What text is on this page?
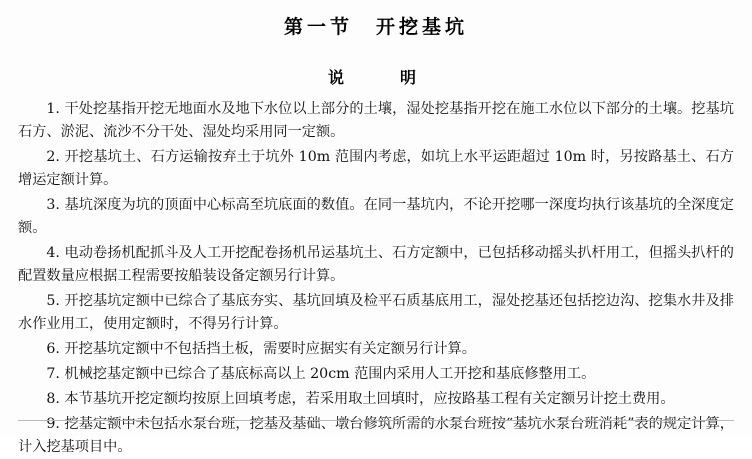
第一节　开挖基坑
说　　明

1. 干处挖基指开挖无地面水及地下水位以上部分的土壤，湿处挖基指开挖在施工水位以下部分的土壤。挖基坑石方、淤泥、流沙不分干处、湿处均采用同一定额。

2. 开挖基坑土、石方运输按弃土于坑外 10m 范围内考虑，如坑上水平运距超过 10m 时，另按路基土、石方增运定额计算。

3. 基坑深度为坑的顶面中心标高至坑底面的数值。在同一基坑内，不论开挖哪一深度均执行该基坑的全深度定额。

4. 电动卷扬机配抓斗及人工开挖配卷扬机吊运基坑土、石方定额中，已包括移动摇头扒杆用工，但摇头扒杆的配置数量应根据工程需要按船装设备定额另行计算。

5. 开挖基坑定额中已综合了基底夯实、基坑回填及检平石质基底用工，湿处挖基还包括挖边沟、挖集水井及排水作业用工，使用定额时，不得另行计算。

6. 开挖基坑定额中不包括挡土板，需要时应据实有关定额另行计算。

7. 机械挖基定额中已综合了基底标高以上 20cm 范围内采用人工开挖和基底修整用工。

8. 本节基坑开挖定额均按原上回填考虑，若采用取土回填时，应按路基工程有关定额另计挖土费用。

9. 挖基定额中未包括水泵台班，挖基及基础、墩台修筑所需的水泵台班按“基坑水泵台班消耗”表的规定计算，计入挖基项目中。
◇ ◇ ◇
PROBLEM TO WORK ON -
Output the records above exactly as they are, leaving out the pictures.

ANSWER TO THIS EXERCISE -
What text is on this page?
第一节　开挖基坑
说　　明

1. 干处挖基指开挖无地面水及地下水位以上部分的土壤，湿处挖基指开挖在施工水位以下部分的土壤。挖基坑石方、淤泥、流沙不分干处、湿处均采用同一定额。

2. 开挖基坑土、石方运输按弃土于坑外 10m 范围内考虑，如坑上水平运距超过 10m 时，另按路基土、石方增运定额计算。

3. 基坑深度为坑的顶面中心标高至坑底面的数值。在同一基坑内，不论开挖哪一深度均执行该基坑的全深度定额。

4. 电动卷扬机配抓斗及人工开挖配卷扬机吊运基坑土、石方定额中，已包括移动摇头扒杆用工，但摇头扒杆的配置数量应根据工程需要按船装设备定额另行计算。

5. 开挖基坑定额中已综合了基底夯实、基坑回填及检平石质基底用工，湿处挖基还包括挖边沟、挖集水井及排水作业用工，使用定额时，不得另行计算。

6. 开挖基坑定额中不包括挡土板，需要时应据实有关定额另行计算。

7. 机械挖基定额中已综合了基底标高以上 20cm 范围内采用人工开挖和基底修整用工。

8. 本节基坑开挖定额均按原上回填考虑，若采用取土回填时，应按路基工程有关定额另计挖土费用。

9. 挖基定额中未包括水泵台班，挖基及基础、墩台修筑所需的水泵台班按“基坑水泵台班消耗”表的规定计算，计入挖基项目中。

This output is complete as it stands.